Note each line of the listing that contains the string "Numerical", and copy it.

[Excerpt from a dataset]

===

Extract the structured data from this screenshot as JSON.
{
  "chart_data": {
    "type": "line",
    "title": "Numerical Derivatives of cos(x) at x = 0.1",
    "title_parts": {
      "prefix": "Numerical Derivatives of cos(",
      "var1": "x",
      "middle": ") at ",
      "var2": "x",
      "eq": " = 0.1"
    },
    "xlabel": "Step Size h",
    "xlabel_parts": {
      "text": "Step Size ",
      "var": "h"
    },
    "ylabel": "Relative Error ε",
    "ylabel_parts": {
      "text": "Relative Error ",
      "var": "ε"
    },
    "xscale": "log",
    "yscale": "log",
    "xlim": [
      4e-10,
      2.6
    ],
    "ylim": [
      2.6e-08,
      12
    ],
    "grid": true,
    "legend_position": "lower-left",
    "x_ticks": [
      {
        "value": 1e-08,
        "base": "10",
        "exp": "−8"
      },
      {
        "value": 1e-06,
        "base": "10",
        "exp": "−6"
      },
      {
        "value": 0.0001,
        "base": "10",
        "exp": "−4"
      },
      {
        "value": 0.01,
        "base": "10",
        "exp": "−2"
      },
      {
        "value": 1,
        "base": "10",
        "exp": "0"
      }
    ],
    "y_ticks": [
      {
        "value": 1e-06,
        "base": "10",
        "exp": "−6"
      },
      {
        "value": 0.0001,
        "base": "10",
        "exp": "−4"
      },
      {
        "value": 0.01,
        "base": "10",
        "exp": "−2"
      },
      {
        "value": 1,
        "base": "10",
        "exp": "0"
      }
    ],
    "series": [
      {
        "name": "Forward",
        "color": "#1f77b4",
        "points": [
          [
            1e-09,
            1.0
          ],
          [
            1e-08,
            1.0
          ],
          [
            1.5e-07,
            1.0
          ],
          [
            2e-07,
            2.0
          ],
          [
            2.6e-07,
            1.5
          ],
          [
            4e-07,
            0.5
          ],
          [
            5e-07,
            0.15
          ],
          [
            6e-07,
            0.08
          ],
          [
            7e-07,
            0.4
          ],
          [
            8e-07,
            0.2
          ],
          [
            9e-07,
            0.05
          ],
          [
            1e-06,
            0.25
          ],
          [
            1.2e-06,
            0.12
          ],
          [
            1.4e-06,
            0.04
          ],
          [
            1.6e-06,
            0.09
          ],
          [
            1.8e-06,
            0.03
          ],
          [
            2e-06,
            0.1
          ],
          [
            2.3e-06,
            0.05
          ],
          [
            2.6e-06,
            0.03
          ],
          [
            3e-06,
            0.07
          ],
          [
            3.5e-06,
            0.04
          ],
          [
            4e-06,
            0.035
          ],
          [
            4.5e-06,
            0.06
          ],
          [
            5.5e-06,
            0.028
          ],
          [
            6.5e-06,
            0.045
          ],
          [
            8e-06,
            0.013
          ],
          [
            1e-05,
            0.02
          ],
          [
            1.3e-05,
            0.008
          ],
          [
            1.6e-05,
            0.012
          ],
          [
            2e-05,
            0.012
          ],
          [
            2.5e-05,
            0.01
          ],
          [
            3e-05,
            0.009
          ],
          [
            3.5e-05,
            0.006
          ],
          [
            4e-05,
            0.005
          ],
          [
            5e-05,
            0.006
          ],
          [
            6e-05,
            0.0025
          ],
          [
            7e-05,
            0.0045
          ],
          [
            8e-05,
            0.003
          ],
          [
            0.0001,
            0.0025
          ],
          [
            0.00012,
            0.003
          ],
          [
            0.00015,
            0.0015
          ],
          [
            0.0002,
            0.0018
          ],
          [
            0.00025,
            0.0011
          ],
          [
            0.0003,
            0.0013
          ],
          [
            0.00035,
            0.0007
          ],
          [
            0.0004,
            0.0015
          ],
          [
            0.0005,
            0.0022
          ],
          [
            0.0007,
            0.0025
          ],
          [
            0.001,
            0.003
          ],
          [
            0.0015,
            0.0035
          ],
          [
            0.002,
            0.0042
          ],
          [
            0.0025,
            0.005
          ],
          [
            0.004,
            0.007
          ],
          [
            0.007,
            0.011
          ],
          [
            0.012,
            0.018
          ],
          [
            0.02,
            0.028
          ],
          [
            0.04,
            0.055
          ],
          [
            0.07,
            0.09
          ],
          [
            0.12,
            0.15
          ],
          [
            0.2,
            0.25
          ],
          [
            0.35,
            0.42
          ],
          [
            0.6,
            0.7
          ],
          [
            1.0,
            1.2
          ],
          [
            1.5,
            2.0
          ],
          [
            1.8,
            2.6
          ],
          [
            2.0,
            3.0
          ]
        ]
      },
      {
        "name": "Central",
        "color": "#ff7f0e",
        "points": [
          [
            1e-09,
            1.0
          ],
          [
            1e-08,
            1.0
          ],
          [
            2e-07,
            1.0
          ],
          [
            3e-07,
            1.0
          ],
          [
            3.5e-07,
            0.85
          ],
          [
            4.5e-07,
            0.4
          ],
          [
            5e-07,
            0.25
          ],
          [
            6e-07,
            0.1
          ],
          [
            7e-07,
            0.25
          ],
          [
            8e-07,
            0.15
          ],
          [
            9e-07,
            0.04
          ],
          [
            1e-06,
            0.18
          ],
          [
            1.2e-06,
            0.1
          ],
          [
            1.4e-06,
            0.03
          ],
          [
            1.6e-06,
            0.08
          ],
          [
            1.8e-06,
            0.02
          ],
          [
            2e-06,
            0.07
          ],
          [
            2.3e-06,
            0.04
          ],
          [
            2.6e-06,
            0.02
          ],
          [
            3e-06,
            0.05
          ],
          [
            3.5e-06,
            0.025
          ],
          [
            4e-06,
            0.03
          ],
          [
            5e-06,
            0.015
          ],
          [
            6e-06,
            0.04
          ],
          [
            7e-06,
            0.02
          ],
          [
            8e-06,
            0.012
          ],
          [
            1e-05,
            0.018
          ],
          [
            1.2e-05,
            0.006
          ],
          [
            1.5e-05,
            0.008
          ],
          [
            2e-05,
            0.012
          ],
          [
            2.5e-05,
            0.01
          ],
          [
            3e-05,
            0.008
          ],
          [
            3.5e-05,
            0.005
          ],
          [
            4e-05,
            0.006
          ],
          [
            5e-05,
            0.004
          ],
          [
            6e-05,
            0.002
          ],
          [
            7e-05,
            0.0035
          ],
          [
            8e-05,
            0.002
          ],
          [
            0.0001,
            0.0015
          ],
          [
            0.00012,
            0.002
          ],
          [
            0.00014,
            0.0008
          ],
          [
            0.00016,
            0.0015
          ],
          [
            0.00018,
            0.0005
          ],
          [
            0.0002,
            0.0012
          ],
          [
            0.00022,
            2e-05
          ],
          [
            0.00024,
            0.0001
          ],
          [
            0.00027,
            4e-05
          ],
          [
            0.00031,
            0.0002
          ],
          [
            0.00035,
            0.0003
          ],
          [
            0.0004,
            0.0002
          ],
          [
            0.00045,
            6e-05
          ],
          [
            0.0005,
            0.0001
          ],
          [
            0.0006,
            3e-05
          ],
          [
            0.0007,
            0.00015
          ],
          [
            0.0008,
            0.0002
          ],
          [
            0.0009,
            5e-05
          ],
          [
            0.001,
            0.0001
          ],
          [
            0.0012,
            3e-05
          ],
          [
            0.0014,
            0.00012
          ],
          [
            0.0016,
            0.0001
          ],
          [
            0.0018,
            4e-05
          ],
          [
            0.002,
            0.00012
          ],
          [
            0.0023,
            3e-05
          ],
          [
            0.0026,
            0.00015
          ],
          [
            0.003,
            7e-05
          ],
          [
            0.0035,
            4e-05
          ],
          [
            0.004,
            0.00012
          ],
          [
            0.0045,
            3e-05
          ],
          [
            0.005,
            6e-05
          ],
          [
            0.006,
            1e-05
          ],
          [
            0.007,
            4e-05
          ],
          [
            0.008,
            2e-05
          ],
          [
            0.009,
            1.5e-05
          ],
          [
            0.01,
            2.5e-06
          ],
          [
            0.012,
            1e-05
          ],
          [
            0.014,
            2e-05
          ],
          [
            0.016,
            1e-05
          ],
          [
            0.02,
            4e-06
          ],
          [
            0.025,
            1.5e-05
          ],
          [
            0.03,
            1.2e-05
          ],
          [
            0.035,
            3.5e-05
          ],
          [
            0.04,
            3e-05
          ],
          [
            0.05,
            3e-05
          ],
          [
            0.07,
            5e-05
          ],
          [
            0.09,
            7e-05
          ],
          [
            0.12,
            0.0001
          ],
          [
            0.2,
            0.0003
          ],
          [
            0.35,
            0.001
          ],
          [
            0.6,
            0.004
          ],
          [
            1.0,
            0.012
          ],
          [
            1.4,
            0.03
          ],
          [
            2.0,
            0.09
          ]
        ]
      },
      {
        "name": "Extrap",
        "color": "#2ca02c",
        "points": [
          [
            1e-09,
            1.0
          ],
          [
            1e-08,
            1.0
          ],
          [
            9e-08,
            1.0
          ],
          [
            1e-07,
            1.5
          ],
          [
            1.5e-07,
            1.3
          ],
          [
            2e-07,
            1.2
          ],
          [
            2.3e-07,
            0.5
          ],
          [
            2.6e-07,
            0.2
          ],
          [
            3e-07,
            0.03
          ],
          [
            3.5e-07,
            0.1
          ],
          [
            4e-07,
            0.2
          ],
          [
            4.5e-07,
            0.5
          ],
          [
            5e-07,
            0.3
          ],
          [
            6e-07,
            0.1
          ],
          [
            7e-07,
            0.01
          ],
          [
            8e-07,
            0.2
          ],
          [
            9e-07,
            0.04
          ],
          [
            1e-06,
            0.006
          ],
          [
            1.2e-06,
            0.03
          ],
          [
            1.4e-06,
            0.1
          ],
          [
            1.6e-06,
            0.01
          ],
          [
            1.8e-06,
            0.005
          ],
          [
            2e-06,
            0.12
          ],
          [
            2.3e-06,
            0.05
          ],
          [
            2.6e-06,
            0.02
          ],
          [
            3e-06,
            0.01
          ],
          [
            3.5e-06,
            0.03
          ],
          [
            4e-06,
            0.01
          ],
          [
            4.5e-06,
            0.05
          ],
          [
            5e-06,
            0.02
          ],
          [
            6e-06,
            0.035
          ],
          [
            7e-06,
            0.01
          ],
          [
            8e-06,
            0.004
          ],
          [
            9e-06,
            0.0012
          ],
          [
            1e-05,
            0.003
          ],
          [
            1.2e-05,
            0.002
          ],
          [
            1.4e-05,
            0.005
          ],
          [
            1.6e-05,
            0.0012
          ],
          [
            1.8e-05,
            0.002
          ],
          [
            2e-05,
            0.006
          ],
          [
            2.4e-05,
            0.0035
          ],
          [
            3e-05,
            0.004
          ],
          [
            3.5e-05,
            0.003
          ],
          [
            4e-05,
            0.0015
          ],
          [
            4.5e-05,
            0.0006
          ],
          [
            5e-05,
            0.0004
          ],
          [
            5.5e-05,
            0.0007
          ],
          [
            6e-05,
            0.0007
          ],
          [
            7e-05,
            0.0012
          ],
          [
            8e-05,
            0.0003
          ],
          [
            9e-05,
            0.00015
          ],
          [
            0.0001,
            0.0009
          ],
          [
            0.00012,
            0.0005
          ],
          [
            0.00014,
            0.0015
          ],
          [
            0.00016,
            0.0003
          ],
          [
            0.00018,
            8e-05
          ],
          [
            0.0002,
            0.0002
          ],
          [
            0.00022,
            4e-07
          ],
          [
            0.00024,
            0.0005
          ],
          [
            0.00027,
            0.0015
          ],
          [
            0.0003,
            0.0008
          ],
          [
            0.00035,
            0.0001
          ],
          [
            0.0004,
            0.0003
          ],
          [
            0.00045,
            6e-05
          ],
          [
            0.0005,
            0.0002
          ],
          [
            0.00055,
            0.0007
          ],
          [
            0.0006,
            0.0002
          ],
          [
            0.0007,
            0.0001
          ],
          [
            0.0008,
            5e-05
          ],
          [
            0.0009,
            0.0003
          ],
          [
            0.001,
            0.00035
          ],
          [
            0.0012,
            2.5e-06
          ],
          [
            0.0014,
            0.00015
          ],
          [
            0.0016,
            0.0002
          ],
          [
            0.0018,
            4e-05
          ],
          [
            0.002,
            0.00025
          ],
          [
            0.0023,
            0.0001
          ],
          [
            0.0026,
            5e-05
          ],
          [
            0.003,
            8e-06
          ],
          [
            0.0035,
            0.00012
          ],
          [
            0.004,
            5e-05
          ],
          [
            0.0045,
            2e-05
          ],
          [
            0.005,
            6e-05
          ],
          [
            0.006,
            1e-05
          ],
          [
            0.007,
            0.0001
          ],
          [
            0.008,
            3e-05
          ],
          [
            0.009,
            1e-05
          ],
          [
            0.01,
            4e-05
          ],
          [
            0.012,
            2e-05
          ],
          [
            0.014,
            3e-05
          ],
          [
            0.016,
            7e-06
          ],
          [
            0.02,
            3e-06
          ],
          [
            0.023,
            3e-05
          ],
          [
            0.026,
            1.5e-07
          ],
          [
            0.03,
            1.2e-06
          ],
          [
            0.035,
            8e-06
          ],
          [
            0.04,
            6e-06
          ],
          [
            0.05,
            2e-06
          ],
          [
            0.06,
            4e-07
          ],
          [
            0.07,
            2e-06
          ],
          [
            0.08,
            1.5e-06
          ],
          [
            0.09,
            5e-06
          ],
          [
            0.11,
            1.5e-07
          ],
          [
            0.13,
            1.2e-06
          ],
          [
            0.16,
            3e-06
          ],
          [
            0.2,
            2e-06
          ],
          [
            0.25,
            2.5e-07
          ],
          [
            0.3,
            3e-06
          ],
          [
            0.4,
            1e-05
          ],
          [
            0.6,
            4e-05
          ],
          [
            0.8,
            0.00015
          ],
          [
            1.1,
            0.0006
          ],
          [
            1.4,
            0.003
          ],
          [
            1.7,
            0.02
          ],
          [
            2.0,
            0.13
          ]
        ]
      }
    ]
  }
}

===

[Task output]
    "title": "Numerical Derivatives of cos(x) at x = 0.1",
      "prefix": "Numerical Derivatives of cos(",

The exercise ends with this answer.